STATED GOAL: Reproduce the data in its entirety, exactly as supplied.

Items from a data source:
━━━━━━━━━━━━━━━━━━━━━━━━━━━━━━

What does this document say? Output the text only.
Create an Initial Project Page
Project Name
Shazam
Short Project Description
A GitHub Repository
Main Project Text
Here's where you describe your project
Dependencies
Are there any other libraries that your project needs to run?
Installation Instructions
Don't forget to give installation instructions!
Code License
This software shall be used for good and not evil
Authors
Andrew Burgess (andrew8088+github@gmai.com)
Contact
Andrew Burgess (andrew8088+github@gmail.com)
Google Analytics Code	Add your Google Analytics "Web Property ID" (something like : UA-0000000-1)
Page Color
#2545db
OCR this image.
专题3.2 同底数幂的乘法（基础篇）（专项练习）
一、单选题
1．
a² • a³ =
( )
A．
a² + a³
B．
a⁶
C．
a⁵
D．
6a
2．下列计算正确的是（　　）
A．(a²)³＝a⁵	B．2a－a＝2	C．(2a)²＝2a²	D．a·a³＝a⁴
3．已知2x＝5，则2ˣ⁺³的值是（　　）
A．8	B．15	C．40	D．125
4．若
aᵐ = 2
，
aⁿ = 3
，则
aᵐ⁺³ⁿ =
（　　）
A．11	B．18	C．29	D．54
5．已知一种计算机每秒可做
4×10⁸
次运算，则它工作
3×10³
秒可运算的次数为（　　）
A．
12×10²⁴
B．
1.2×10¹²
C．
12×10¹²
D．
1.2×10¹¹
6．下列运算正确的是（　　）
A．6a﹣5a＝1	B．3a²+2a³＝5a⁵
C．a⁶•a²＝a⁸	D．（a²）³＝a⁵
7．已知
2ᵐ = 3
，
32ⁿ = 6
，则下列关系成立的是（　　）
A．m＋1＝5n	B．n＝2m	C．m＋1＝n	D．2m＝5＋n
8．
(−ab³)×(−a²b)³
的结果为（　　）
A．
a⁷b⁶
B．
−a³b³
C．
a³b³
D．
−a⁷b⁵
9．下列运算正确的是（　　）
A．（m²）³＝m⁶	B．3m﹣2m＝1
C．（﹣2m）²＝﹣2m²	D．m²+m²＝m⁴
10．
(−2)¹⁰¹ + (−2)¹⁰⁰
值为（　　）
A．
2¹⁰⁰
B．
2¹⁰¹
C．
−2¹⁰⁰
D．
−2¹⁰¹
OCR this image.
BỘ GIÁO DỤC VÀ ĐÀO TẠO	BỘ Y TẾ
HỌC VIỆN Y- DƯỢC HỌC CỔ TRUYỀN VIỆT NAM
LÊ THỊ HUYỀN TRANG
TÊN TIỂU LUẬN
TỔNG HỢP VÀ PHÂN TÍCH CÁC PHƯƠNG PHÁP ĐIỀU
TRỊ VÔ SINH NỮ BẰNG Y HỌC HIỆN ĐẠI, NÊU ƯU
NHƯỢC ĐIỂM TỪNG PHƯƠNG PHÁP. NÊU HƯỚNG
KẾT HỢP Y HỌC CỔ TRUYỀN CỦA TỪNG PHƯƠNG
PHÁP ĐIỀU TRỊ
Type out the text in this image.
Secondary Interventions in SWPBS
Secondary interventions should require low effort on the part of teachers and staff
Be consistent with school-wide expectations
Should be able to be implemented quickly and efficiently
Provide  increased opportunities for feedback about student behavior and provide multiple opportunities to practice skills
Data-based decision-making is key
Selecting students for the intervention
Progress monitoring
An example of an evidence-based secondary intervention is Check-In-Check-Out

━━━━━━━━━━━━━━━━━━━━━━━━━━━━━━

OUTPUT OF THE TASK:
What does this document say? Output the text only.
Create an Initial Project Page
Project Name
Shazam
Short Project Description
A GitHub Repository
Main Project Text
Here's where you describe your project
Dependencies
Are there any other libraries that your project needs to run?
Installation Instructions
Don't forget to give installation instructions!
Code License
This software shall be used for good and not evil
Authors
Andrew Burgess (andrew8088+github@gmai.com)
Contact
Andrew Burgess (andrew8088+github@gmail.com)
Google Analytics Code	Add your Google Analytics "Web Property ID" (something like : UA-0000000-1)
Page Color
#2545db
OCR this image.
专题3.2 同底数幂的乘法（基础篇）（专项练习）
一、单选题
1．
a² • a³ =
( )
A．
a² + a³
B．
a⁶
C．
a⁵
D．
6a
2．下列计算正确的是（　　）
A．(a²)³＝a⁵	B．2a－a＝2	C．(2a)²＝2a²	D．a·a³＝a⁴
3．已知2x＝5，则2ˣ⁺³的值是（　　）
A．8	B．15	C．40	D．125
4．若
aᵐ = 2
，
aⁿ = 3
，则
aᵐ⁺³ⁿ =
（　　）
A．11	B．18	C．29	D．54
5．已知一种计算机每秒可做
4×10⁸
次运算，则它工作
3×10³
秒可运算的次数为（　　）
A．
12×10²⁴
B．
1.2×10¹²
C．
12×10¹²
D．
1.2×10¹¹
6．下列运算正确的是（　　）
A．6a﹣5a＝1	B．3a²+2a³＝5a⁵
C．a⁶•a²＝a⁸	D．（a²）³＝a⁵
7．已知
2ᵐ = 3
，
32ⁿ = 6
，则下列关系成立的是（　　）
A．m＋1＝5n	B．n＝2m	C．m＋1＝n	D．2m＝5＋n
8．
(−ab³)×(−a²b)³
的结果为（　　）
A．
a⁷b⁶
B．
−a³b³
C．
a³b³
D．
−a⁷b⁵
9．下列运算正确的是（　　）
A．（m²）³＝m⁶	B．3m﹣2m＝1
C．（﹣2m）²＝﹣2m²	D．m²+m²＝m⁴
10．
(−2)¹⁰¹ + (−2)¹⁰⁰
值为（　　）
A．
2¹⁰⁰
B．
2¹⁰¹
C．
−2¹⁰⁰
D．
−2¹⁰¹
OCR this image.
BỘ GIÁO DỤC VÀ ĐÀO TẠO	BỘ Y TẾ
HỌC VIỆN Y- DƯỢC HỌC CỔ TRUYỀN VIỆT NAM
LÊ THỊ HUYỀN TRANG
TÊN TIỂU LUẬN
TỔNG HỢP VÀ PHÂN TÍCH CÁC PHƯƠNG PHÁP ĐIỀU
TRỊ VÔ SINH NỮ BẰNG Y HỌC HIỆN ĐẠI, NÊU ƯU
NHƯỢC ĐIỂM TỪNG PHƯƠNG PHÁP. NÊU HƯỚNG
KẾT HỢP Y HỌC CỔ TRUYỀN CỦA TỪNG PHƯƠNG
PHÁP ĐIỀU TRỊ
Type out the text in this image.
Secondary Interventions in SWPBS
Secondary interventions should require low effort on the part of teachers and staff
Be consistent with school-wide expectations
Should be able to be implemented quickly and efficiently
Provide  increased opportunities for feedback about student behavior and provide multiple opportunities to practice skills
Data-based decision-making is key
Selecting students for the intervention
Progress monitoring
An example of an evidence-based secondary intervention is Check-In-Check-Out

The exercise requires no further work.